Yes. Among our portfolio, we’ve had notable exits where AI was a core differentiator (e.g., Novacy, acquired in 2024). These Vertical AI companies shared common traits: clear, high-value applications of AI in large markets, strong technical founding teams with deep domain expertise, and early evidence of customer adoption rather than just technology for its own sake.
Is identifying promising AI startups different from evaluating companies in your more traditional investment domains? If so, how does that difference manifest?
No. At Fusion we always start with the human aspect - the founding team. Regardless of sector, our evaluation begins with the team’s talent, resilience, and ability to execute. While AI companies may have unique technological considerations, our core investment lens doesn’t change: we back exceptional people first, and then assess how their vision, product, and go-to-market strategy can scale globally.

- Material shown -
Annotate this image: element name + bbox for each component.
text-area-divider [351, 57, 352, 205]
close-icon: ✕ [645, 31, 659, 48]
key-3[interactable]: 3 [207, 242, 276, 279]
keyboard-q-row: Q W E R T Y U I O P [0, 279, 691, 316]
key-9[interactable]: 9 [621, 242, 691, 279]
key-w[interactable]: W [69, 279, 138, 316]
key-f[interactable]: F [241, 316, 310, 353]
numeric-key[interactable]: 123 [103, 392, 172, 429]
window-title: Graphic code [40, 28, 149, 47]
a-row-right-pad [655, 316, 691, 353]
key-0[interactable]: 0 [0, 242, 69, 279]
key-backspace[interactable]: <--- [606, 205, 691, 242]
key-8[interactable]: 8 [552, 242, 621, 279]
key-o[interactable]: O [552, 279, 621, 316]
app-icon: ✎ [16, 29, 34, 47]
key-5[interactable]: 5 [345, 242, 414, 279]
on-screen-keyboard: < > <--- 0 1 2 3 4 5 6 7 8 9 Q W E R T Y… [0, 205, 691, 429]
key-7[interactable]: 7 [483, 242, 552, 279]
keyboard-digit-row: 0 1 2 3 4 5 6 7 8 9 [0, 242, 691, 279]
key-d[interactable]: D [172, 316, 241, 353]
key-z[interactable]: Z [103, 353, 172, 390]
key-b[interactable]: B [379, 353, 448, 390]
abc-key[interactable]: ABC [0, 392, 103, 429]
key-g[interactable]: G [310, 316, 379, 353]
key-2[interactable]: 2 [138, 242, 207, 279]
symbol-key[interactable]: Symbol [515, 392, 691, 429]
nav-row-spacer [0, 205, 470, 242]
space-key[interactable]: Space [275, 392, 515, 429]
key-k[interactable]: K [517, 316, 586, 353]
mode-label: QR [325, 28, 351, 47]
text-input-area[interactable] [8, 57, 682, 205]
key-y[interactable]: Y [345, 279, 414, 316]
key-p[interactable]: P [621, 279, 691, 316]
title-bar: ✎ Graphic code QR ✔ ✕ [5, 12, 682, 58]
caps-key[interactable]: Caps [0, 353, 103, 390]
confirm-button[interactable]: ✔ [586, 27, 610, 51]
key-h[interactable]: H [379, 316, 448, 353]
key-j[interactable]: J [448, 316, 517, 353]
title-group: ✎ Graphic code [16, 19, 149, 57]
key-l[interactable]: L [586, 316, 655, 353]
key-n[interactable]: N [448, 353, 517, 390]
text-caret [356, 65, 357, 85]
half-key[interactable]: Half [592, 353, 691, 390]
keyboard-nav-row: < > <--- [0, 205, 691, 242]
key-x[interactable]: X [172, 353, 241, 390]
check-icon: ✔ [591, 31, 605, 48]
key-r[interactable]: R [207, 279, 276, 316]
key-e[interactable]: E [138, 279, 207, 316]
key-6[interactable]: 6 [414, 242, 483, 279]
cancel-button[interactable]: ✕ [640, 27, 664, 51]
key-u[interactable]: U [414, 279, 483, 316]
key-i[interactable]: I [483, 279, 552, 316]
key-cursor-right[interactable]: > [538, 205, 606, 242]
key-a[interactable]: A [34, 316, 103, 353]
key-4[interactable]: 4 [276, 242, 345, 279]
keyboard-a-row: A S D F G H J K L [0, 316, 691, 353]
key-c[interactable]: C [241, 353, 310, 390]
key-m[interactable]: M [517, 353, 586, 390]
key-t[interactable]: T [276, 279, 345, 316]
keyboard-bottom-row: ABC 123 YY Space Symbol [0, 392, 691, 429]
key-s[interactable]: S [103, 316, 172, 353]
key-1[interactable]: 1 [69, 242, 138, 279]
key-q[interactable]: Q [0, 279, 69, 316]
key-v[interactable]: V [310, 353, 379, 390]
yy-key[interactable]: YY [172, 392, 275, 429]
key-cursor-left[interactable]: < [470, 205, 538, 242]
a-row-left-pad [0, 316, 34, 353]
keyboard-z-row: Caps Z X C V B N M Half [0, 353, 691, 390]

- Directions for this task -
Update everything in the interview excerpt from "Yes. Among our" down to "its own sake.", with "notable exits" changed to "successful exits". The entries have nothing to do with this exercise.

- Solved exercise -
Yes. Among our portfolio, we’ve had successful exits where AI was a core differentiator (e.g., Novacy, acquired in 2024). These Vertical AI companies shared common traits: clear, high-value applications of AI in large markets, strong technical founding teams with deep domain expertise, and early evidence of customer adoption rather than just technology for its own sake.